Figure collection entries
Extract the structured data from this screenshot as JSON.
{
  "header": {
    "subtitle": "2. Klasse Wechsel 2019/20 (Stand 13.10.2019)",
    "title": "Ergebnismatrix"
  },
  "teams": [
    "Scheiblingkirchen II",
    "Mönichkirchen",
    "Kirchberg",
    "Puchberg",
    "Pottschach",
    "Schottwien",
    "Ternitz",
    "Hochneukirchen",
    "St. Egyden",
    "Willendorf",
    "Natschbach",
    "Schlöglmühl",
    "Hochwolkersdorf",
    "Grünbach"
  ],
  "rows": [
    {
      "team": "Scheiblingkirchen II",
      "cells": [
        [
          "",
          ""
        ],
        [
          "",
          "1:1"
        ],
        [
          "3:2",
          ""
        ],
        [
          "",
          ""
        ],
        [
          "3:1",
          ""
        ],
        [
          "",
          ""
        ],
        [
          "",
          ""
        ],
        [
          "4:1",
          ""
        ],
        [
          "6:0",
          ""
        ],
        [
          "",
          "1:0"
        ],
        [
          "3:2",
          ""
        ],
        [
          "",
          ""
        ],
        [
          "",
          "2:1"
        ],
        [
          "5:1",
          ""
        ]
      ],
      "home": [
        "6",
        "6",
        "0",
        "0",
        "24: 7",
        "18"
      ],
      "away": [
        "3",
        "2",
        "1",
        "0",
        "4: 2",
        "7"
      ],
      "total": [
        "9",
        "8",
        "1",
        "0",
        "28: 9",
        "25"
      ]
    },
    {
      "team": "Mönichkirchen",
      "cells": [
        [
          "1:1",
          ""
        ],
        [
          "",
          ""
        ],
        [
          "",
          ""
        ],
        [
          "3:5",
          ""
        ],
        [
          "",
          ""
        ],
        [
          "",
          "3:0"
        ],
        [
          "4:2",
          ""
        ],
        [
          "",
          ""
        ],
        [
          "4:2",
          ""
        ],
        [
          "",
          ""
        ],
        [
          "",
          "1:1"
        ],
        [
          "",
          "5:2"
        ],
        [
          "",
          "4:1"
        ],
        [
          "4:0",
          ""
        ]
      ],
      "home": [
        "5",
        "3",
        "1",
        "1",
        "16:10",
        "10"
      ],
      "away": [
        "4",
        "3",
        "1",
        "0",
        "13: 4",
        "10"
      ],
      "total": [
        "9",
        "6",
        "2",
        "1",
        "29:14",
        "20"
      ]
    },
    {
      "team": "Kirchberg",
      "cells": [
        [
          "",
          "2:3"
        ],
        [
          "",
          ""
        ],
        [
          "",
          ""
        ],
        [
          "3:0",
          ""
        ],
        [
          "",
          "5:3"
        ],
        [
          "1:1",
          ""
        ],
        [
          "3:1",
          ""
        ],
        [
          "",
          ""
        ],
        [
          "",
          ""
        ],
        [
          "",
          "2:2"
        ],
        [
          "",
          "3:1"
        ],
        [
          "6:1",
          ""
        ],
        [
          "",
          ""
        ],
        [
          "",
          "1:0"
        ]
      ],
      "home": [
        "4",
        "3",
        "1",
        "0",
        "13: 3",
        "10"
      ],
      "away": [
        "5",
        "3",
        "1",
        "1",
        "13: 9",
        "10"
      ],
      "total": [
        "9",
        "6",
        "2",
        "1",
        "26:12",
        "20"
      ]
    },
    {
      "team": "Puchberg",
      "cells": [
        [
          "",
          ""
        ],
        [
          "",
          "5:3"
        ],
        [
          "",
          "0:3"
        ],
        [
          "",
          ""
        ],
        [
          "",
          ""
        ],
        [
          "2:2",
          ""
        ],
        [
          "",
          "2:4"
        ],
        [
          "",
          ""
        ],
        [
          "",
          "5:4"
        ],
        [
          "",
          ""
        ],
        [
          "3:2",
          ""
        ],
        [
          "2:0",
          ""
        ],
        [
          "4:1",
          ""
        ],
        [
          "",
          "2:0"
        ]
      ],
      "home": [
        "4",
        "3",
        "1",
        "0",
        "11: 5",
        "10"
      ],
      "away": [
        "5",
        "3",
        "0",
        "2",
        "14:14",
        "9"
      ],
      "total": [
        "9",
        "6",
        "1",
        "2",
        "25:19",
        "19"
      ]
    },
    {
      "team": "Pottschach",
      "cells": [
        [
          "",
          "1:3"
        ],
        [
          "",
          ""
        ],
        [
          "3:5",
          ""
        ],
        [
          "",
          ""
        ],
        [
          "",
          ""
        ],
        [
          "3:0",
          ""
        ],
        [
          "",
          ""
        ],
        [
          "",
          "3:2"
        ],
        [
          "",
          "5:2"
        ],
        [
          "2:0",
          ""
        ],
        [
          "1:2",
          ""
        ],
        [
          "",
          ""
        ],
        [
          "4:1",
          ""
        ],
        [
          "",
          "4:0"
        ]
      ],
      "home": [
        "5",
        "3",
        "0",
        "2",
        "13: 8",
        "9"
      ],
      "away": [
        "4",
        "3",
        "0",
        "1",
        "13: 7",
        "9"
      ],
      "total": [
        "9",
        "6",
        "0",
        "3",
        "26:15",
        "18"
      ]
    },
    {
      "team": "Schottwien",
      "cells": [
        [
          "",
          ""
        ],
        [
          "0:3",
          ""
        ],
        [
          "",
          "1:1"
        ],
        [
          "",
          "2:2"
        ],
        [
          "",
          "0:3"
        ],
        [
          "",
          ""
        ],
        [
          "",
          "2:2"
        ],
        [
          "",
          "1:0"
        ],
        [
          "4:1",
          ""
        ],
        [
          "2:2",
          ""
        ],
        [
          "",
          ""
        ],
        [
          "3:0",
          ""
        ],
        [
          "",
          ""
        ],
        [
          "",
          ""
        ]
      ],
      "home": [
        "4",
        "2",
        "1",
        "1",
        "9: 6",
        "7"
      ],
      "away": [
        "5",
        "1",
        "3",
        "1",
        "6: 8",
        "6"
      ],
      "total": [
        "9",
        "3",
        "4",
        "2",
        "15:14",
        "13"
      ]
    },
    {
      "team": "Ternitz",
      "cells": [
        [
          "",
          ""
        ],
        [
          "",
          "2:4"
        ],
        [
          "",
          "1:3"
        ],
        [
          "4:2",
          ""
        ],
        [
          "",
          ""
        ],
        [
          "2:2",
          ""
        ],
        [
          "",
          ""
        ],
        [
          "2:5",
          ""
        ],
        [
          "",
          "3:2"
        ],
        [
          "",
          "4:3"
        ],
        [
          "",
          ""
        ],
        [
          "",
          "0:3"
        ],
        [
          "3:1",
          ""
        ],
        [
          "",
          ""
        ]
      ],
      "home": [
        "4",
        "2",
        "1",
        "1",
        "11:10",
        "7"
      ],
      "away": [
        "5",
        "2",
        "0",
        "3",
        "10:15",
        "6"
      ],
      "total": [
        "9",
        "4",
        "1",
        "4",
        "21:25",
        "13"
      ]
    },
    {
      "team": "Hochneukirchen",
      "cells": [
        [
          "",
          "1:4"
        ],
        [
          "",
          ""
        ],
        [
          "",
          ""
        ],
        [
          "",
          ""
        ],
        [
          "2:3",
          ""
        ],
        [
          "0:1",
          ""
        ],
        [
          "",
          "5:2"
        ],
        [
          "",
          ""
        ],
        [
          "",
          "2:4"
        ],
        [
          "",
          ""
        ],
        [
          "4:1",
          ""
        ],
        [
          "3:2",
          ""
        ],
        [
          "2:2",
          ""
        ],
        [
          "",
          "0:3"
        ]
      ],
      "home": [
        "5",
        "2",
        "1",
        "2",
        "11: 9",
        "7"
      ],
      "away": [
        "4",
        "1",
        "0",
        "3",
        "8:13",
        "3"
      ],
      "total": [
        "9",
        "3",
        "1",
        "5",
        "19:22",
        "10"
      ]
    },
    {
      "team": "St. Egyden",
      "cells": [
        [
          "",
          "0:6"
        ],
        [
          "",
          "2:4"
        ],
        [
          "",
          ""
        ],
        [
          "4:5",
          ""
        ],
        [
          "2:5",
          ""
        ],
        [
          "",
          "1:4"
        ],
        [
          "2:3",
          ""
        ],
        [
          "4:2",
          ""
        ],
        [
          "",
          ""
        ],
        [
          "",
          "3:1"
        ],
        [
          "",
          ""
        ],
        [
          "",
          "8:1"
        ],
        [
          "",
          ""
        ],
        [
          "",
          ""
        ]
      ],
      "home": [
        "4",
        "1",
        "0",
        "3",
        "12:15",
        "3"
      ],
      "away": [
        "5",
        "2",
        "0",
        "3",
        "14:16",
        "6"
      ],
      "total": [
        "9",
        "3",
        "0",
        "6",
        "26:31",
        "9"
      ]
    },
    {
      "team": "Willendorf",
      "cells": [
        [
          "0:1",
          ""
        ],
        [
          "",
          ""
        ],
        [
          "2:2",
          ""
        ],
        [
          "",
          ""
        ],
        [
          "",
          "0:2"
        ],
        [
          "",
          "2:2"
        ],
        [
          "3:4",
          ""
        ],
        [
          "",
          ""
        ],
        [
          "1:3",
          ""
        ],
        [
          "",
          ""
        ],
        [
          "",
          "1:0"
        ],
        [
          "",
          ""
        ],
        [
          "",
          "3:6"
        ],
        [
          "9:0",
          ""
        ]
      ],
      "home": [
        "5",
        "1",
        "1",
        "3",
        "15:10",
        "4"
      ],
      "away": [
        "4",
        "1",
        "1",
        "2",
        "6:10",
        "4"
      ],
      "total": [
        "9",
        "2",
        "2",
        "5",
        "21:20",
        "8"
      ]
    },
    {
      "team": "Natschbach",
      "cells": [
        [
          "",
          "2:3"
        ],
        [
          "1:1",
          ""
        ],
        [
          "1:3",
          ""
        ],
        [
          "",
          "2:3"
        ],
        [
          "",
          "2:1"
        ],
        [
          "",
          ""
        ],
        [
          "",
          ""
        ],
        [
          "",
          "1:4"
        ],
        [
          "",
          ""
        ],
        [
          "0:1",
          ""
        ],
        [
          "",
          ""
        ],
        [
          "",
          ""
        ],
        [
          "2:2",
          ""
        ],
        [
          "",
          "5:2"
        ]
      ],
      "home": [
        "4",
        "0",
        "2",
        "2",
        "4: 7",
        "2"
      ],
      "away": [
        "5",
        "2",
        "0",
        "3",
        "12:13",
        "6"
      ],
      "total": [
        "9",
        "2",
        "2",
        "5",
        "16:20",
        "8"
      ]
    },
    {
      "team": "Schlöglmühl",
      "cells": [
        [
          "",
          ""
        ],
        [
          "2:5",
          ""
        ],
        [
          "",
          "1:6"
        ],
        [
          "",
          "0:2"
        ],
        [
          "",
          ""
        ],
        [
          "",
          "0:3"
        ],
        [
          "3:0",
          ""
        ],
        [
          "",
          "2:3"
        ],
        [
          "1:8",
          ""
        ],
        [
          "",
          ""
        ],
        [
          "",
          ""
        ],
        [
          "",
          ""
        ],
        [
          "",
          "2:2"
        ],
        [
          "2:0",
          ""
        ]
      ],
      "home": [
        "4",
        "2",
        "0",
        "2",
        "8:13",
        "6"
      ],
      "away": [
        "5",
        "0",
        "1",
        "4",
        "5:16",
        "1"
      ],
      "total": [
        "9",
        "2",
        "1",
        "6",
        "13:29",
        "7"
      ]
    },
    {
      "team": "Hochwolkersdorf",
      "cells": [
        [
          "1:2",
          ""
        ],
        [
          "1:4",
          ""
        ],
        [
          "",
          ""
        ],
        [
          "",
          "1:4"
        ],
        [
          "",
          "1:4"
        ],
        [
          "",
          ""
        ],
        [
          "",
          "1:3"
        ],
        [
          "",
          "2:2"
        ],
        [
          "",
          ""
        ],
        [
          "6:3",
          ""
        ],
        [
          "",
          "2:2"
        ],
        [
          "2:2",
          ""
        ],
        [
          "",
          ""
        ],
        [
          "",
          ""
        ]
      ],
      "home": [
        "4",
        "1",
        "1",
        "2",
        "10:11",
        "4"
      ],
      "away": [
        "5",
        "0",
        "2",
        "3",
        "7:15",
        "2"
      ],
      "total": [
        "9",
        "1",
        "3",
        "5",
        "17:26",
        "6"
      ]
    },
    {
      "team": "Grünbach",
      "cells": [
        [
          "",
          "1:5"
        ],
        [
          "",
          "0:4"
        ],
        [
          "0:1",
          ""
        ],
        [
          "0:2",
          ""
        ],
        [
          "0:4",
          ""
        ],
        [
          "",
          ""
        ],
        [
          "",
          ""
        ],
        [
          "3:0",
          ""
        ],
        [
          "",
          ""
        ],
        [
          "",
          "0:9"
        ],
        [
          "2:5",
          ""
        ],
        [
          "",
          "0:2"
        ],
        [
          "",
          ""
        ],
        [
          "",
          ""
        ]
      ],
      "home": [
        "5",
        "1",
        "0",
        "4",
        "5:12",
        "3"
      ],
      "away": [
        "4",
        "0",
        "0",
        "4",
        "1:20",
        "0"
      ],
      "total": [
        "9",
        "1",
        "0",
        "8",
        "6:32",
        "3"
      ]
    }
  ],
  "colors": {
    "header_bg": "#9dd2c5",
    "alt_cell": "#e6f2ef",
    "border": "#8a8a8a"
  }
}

● Your instructions: Copy every line of the listing where the word "Scheiblingkirchen" appears.

● The completed task:
    "Scheiblingkirchen II",
      "team": "Scheiblingkirchen II",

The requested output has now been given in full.